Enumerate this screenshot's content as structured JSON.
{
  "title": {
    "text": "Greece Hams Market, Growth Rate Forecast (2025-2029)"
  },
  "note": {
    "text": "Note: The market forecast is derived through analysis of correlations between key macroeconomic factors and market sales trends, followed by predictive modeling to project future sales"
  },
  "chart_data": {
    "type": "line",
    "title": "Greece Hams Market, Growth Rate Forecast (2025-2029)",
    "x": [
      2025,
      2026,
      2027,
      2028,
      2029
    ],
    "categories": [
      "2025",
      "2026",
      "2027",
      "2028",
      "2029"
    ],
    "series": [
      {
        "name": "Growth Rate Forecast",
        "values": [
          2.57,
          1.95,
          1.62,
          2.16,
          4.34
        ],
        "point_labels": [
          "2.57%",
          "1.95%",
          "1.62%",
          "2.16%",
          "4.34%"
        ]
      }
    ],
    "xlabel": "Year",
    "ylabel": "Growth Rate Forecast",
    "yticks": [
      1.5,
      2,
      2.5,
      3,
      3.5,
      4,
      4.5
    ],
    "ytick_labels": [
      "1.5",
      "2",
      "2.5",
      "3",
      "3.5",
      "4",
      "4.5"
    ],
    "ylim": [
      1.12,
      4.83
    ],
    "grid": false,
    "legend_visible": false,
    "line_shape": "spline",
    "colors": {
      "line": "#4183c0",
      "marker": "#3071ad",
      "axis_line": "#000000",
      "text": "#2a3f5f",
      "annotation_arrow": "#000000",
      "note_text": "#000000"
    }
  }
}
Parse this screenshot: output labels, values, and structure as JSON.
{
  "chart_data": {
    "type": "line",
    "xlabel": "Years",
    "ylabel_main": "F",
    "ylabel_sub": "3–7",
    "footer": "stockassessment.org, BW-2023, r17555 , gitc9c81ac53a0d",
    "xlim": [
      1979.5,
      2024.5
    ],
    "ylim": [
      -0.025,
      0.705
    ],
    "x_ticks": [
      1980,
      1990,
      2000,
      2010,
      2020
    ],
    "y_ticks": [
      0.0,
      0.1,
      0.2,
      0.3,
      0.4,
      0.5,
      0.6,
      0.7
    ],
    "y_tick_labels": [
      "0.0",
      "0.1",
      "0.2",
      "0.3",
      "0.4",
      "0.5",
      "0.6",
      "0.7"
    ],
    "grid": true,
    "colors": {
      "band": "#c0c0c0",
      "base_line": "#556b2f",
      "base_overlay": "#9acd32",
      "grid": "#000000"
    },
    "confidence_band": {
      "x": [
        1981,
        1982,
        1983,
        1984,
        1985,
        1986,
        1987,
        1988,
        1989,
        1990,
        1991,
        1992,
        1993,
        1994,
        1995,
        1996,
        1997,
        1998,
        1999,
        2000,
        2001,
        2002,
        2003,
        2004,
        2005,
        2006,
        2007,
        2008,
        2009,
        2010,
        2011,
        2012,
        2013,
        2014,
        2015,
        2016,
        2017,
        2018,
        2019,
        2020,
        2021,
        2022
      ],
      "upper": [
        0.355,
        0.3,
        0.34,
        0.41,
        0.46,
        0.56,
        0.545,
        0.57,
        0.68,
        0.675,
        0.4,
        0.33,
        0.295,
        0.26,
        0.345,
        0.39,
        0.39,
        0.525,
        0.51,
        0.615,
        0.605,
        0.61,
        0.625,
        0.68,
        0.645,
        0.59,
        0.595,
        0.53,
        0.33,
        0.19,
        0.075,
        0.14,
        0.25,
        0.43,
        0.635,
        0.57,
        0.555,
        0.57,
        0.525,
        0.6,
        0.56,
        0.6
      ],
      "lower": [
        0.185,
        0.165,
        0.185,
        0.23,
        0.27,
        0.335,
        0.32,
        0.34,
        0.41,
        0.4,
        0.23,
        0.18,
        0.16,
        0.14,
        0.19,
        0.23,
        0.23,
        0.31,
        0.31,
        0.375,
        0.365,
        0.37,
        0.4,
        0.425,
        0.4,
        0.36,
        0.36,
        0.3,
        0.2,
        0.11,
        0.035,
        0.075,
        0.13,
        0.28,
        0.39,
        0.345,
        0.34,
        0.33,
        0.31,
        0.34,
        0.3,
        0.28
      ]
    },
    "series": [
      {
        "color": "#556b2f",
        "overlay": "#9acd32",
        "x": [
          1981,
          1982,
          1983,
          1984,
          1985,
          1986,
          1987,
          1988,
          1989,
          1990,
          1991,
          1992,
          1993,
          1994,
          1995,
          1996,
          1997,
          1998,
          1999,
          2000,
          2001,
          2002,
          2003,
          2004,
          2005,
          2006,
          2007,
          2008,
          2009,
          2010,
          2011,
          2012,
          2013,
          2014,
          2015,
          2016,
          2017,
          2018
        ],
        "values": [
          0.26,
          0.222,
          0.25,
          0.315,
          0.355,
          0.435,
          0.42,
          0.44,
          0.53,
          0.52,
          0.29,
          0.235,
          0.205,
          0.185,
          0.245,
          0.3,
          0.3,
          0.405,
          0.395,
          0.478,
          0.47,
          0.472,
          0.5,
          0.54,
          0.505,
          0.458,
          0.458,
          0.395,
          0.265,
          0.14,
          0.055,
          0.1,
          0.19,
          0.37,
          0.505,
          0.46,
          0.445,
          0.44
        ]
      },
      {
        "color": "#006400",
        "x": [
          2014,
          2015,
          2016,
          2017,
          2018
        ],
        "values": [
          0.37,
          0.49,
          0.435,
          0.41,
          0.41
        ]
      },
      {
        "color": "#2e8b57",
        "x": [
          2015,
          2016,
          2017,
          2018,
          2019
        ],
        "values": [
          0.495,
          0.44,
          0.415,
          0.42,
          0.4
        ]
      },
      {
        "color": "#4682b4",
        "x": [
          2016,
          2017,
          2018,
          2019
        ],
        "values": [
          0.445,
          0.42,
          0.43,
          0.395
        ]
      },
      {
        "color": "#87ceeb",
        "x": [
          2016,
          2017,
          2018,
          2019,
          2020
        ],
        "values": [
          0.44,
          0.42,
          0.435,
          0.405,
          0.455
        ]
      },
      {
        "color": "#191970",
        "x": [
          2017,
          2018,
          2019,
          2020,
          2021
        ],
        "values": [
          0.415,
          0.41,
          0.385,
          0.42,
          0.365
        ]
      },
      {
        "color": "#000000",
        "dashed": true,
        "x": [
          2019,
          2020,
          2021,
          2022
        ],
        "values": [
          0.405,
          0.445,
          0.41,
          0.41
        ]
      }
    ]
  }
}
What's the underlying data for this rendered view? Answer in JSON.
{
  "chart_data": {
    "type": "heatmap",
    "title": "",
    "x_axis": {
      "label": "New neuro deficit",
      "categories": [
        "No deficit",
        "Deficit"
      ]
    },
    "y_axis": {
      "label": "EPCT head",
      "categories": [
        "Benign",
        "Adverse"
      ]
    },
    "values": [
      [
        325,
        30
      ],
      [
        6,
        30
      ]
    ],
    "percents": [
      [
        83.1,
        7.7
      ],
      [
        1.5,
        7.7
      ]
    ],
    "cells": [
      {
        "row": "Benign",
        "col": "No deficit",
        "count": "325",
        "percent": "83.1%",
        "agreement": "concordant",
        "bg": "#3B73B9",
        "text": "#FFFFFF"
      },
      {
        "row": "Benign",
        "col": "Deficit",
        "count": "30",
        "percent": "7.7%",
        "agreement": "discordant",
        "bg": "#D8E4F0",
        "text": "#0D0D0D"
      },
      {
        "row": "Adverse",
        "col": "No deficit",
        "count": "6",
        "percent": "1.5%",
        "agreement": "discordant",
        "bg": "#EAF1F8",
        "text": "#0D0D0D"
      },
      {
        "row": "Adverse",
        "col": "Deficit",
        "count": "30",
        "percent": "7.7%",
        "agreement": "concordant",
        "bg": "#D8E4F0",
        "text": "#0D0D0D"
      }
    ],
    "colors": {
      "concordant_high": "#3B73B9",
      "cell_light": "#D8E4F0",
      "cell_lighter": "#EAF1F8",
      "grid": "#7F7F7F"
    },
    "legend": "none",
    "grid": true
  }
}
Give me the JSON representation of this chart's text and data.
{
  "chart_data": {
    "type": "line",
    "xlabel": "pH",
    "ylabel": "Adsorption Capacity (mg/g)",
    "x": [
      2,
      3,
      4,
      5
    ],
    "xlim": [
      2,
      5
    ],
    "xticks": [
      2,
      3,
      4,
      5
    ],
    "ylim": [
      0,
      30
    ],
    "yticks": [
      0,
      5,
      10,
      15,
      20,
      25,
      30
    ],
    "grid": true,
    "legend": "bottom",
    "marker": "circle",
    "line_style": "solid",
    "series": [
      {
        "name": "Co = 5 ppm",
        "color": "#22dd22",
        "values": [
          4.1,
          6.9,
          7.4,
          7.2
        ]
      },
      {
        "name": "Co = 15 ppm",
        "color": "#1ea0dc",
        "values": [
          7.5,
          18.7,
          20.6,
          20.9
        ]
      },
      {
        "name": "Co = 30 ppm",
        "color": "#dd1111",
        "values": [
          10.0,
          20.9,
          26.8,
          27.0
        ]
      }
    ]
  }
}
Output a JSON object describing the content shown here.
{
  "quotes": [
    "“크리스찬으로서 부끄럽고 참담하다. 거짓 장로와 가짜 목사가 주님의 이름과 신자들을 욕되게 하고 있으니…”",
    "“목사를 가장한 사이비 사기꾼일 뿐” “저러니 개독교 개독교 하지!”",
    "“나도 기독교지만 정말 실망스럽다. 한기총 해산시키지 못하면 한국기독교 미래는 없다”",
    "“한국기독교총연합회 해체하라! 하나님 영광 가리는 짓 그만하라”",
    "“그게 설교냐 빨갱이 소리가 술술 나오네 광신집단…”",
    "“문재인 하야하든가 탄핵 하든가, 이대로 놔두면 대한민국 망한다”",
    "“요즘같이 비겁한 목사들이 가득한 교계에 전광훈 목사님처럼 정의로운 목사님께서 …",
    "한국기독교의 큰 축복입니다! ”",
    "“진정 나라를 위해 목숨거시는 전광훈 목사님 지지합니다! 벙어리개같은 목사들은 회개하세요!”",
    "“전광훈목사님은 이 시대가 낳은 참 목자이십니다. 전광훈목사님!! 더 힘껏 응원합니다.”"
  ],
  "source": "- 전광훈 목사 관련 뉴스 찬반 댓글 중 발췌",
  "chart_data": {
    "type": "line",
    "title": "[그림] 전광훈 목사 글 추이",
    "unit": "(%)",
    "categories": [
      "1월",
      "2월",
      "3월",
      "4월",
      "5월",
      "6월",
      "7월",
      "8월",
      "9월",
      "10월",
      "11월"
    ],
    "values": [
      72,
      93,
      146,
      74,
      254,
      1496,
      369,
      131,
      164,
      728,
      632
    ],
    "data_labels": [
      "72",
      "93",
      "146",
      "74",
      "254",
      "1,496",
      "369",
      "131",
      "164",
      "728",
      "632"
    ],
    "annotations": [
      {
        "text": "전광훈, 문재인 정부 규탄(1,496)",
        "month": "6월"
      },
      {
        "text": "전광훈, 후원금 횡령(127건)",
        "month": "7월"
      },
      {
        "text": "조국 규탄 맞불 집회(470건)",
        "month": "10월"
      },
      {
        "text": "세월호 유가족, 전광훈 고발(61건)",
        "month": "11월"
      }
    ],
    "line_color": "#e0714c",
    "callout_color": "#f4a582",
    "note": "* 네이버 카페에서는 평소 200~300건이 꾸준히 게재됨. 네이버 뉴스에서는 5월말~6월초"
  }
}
########################################
● **Task description**
Show every line of the listing in which the string "Hams" can be found.

● **Exercise result**
    "text": "Greece Hams Market, Growth Rate Forecast (2025-2029)"
    "title": "Greece Hams Market, Growth Rate Forecast (2025-2029)",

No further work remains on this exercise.